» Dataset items

###

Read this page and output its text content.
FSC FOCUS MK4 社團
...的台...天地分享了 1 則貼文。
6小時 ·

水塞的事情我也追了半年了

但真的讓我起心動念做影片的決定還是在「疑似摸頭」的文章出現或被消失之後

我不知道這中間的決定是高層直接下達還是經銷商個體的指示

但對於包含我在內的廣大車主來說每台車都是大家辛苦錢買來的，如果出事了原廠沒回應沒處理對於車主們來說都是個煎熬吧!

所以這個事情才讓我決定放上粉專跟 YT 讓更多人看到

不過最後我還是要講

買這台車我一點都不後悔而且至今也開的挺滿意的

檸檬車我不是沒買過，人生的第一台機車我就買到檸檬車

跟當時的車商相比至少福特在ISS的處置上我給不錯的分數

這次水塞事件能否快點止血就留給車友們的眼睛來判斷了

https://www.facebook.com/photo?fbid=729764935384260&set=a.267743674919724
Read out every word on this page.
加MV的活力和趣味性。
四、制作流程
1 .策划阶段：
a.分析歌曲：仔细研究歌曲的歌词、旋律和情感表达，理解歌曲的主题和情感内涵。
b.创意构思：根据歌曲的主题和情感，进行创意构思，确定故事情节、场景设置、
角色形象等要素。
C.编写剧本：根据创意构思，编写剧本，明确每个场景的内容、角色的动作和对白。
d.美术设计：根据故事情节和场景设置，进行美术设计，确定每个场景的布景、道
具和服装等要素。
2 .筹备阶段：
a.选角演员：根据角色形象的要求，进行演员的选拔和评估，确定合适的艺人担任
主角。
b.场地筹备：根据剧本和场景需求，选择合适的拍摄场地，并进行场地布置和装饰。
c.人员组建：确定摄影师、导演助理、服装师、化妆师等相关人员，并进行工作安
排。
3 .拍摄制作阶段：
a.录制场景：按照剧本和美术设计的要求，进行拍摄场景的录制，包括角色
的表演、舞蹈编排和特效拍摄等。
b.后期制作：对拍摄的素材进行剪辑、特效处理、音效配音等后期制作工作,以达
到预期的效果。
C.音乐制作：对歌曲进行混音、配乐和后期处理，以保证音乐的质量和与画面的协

###

» WHAT YOU ARE ASKED TO DO
Say how many lines include the word "page"; reply with the number alone.

» RESPONSE TO THIS TASK
2